__Passage to read__:
** START **

In these difficult economic times, selling to the CFO has become crucial. If you sell to the CFO, and convince them of the need for your tool, then you’re far more likely to turn your prospect into a closed-won. But selling to the CFO can be difficult. That’s why we spoke to Jan Benedikt Mundorf, an Account Executive at Pleo, to learn about how he goes about doing it. 

But with an estimated 71% of sales people wasting time every week on poorly-managed meetings and no-shows, selling directly to the top has become more critical than ever before.

Focus on ROI and implementation

One of the key considerations for CFOs is ROI? In what sort of timeframe they can expect to receive it? How much is it likely to be? How much will it be? “What they are looking at usually is a return on investments within like the first six to nine months,” explains Jan. This means that a robust implementation plan is crucial. “We have a really dedicated onboarding team that is building together the steps to work towards the ROI that we agreed on during the purchase or negotiating process.”

Read also: Why Oneflow is a contract management platform for everyone

Reduce risk with free trial periods

Using free trial periods can also help mitigate risk and build confidence in your product. “You can test this out with agreed days, agreed persons, agreed outcomes that the contract signature will follow when the success criteria or keystones are met,” says Jan. This approach reduces risk by providing references, clear ROI scenarios, and a solid implementation plan, and gives them “a good feeling about the tool”.

Position yourself as a strategic advisor

To truly stand out, it’s essential to move away from merely selling your product or tool, and toward becoming a strategic advisor within your niche. “If you go in like what this underlines really is to see yourself as a strategic advisor,” Jan emphasizes. By doing so, you take the lead in the evaluation process, providing the buyer with all the necessary social proof and recommendations. “You, as a seller, take the lead in the evaluation, and you’re not handing it over to the buyer to a large degree. That way, the buyer doesn’t feel alone in this process.”

** END **

__Items__:

** START **

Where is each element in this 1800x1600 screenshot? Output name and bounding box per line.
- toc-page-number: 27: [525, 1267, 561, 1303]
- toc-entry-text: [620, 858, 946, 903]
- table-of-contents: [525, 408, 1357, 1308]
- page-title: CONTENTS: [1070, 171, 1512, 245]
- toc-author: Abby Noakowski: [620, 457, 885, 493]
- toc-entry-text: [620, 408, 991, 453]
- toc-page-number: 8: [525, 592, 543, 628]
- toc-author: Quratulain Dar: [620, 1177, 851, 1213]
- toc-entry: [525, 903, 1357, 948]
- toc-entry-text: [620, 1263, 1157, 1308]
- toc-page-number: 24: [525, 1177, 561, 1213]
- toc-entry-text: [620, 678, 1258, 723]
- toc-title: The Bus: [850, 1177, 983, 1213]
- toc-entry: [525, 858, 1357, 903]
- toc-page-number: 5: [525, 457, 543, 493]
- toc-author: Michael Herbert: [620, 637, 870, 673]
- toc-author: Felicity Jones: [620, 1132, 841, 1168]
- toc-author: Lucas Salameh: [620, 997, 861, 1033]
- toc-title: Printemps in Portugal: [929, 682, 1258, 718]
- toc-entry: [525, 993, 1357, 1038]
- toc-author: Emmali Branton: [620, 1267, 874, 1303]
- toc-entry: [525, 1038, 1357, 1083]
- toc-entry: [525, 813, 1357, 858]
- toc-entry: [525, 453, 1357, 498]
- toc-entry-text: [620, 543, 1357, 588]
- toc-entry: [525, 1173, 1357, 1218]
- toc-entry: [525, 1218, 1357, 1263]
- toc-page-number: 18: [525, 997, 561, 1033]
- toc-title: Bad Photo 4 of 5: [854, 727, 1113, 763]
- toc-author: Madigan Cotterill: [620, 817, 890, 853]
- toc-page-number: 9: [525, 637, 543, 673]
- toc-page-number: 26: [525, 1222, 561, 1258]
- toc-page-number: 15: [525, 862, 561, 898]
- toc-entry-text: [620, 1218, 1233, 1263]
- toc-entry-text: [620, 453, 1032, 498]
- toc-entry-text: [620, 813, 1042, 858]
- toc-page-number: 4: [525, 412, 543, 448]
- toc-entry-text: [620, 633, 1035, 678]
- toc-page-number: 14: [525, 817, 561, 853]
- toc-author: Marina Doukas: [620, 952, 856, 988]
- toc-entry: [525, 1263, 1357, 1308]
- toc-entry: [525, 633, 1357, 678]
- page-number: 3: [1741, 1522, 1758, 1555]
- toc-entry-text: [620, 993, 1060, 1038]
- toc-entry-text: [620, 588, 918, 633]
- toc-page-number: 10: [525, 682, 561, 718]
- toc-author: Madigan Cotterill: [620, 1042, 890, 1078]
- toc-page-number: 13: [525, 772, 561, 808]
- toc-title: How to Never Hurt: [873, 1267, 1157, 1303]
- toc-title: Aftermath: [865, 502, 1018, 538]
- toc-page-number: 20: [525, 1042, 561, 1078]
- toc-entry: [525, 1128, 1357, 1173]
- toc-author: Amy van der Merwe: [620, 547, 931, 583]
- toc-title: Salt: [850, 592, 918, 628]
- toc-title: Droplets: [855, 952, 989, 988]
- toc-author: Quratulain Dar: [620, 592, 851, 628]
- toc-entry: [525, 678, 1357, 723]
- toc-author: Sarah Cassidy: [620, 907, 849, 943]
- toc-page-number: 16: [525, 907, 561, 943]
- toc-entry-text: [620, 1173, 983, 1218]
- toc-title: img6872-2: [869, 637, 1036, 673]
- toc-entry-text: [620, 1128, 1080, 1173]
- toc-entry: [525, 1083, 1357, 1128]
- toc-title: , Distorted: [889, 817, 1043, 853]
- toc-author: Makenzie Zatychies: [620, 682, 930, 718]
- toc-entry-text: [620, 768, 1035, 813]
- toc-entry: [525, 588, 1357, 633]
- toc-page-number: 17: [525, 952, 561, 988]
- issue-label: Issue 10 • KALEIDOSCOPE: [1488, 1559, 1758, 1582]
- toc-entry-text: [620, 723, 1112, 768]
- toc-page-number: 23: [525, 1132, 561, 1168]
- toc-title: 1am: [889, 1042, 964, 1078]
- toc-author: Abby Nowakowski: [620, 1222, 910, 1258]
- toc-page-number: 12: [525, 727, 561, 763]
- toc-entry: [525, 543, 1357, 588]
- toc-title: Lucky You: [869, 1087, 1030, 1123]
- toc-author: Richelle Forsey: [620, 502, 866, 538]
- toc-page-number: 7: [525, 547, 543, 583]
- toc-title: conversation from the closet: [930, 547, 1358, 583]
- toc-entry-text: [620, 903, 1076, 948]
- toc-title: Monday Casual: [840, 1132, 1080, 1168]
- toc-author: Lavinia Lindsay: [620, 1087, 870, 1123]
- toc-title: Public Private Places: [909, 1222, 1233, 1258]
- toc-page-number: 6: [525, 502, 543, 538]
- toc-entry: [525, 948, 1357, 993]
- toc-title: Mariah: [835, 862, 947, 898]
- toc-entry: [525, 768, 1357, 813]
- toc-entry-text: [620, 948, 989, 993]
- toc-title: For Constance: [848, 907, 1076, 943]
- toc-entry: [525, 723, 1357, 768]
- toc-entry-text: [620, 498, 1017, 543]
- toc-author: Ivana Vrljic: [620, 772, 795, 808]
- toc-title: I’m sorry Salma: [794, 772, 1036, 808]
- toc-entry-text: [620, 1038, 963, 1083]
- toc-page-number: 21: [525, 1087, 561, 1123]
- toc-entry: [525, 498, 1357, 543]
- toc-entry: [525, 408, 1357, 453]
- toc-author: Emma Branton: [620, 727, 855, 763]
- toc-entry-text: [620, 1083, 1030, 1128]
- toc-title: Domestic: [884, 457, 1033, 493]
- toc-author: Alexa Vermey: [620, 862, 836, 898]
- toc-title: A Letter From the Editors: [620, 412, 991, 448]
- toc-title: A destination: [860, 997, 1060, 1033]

** END **

__To-do list__:
a - Reproduce the records from their first line up to and including the line with "- page-title: CONTENTS: [1070, 171, 1512, 245]".
b - Continue the article on selling to CFOs from where it ends.
The article and the records have nothing to do with each other.

__Final answers__:
a -
Where is each element in this 1800x1600 screenshot? Output name and bounding box per line.
- toc-page-number: 27: [525, 1267, 561, 1303]
- toc-entry-text: [620, 858, 946, 903]
- table-of-contents: [525, 408, 1357, 1308]
- page-title: CONTENTS: [1070, 171, 1512, 245]

b -
Reaching out to CFOs

When it comes to contacting CFOs, traditional cold calling and relying on inbound leads are the most common ways salespeople go about it. However, targeting CFOs who have recently changed jobs can be particularly effective. As Jan says, “CFOs that have been in the company for three months or less, that have just switched their job, will need to come in and deliver impact”. Tailoring your outreach to address their needs can make an immediate impression, and significantly increase your success rate.

Read also: Flow through the sales cycle

Handling some common objections

Addressing objections often boils down to reinforcing the ROI case, offering testimonials, and ensuring robust implementation support – all the things we’ve discussed so far. “When you buy a tool like this (Pleo), you usually look at three things: the admin experience, the reviewer experience, and the export. We at Pleo recommend you evaluate this tool in this way,” Jan says. This approach positions you as an expert in both the tool and the company’s processes.

Make a personal connection

Building a personal connection with the CFO is crucial in all of this. “Everyone will ask you how’s the weather today? What I do is I take one point that I find interesting about the company… and say, ‘Hey, just saw you got a new website update. I’m so excited to speak to you about that. I use that as my ‘in’'”. This personal touch differentiates you from other sellers and helps build rapport. Jan sees it as the secret weapon in arsenal.

Quantify impact

CFOs are numbers-driven, so quantifying the impact of your solution is vital. “Have you thought about how much time you actually spend on the process if you try to quantify this?” This leads to a more effective discussion about metrics and the implicit pain points, making your pitch more compelling. As Jan says, “I say something like, “Hey, I see you’re the CFO at OneFlow. I guess you’re a numbers person right?” 99% of people will say yes. Then I add, “Have you thought about how much time you actually spend on this process?” Then you get to a quantified pain and that’s perfect.”

Selling an unknown brand

When selling for a lesser-known brand or startup, the approach remains largely the same. “I actually sold a super unknown startup before, so you can still be successful in that way,” Jan explains. It’s still essential to understand the personal ambitions of the CFO, quantify the pain, and mitigate the risk of buying. Highlighting the benefits of a smaller company, such as faster processes and greater influence on product development, can also be an advantage when selling an unknown company.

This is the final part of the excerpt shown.